** Begin DATA LISTING **
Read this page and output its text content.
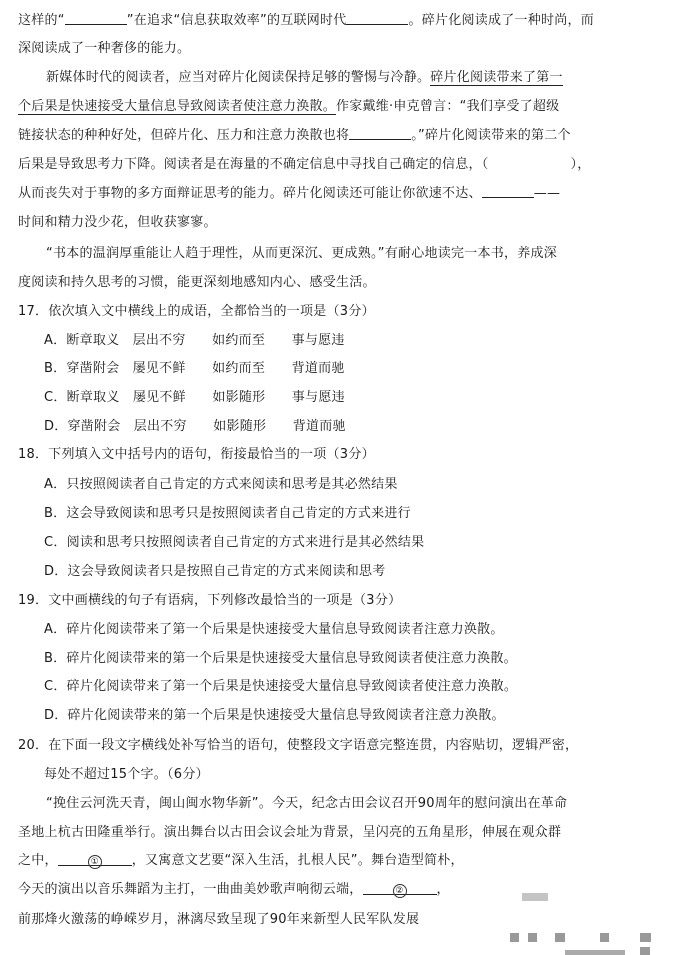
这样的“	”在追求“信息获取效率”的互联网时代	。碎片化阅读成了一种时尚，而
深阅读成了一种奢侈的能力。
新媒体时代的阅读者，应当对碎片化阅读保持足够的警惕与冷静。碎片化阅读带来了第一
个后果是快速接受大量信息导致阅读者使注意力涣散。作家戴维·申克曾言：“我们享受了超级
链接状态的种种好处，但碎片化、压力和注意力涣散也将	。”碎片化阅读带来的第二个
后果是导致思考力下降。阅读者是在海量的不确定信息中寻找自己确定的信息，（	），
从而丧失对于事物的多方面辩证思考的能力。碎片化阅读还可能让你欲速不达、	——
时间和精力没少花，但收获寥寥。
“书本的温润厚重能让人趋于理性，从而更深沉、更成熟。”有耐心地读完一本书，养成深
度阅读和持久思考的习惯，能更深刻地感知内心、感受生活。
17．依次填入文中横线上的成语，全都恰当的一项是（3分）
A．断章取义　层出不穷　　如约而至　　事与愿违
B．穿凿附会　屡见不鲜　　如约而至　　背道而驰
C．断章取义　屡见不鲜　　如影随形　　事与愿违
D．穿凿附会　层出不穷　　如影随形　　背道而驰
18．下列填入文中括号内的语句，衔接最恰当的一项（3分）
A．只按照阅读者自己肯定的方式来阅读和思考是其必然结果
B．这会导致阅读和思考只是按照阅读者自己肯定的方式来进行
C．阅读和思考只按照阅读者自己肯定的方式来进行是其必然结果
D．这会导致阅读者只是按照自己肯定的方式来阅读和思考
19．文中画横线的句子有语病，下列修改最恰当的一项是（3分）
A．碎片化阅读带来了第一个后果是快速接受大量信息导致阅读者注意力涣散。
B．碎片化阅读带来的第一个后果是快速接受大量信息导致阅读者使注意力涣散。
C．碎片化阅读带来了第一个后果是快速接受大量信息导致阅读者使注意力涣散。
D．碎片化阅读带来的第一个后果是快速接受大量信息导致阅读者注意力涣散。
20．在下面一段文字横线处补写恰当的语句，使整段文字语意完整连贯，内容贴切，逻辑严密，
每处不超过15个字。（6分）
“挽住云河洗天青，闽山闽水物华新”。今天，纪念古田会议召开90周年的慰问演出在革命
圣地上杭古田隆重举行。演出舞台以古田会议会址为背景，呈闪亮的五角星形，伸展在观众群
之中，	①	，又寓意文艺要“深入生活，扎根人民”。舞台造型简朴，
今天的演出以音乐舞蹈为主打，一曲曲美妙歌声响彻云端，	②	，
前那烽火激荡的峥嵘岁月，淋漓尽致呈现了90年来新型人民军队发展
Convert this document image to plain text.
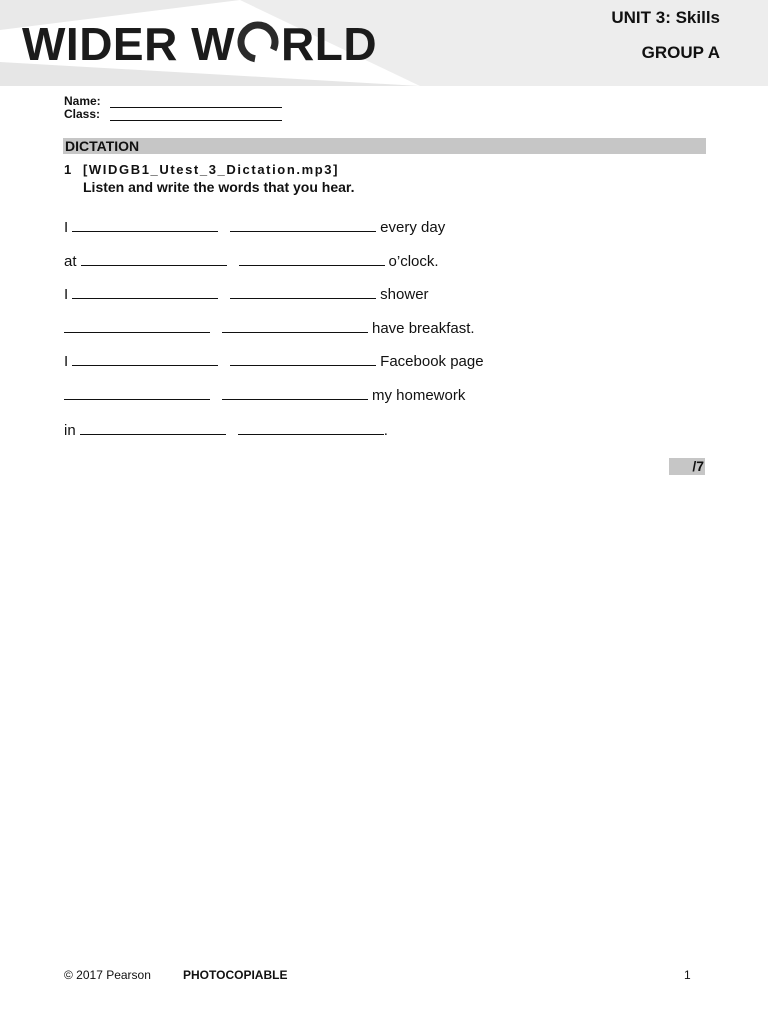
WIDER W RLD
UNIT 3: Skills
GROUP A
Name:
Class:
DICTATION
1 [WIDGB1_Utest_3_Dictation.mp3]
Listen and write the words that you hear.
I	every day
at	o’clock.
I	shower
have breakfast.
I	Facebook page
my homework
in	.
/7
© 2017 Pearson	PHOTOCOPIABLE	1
** End DATA LISTING **
* _PROBLEM DESCRIPTION_
List each line of the entries that holds the string "事与愿违".

* _THE SOLUTION_
A．断章取义　层出不穷　　如约而至　　事与愿违
C．断章取义　屡见不鲜　　如影随形　　事与愿违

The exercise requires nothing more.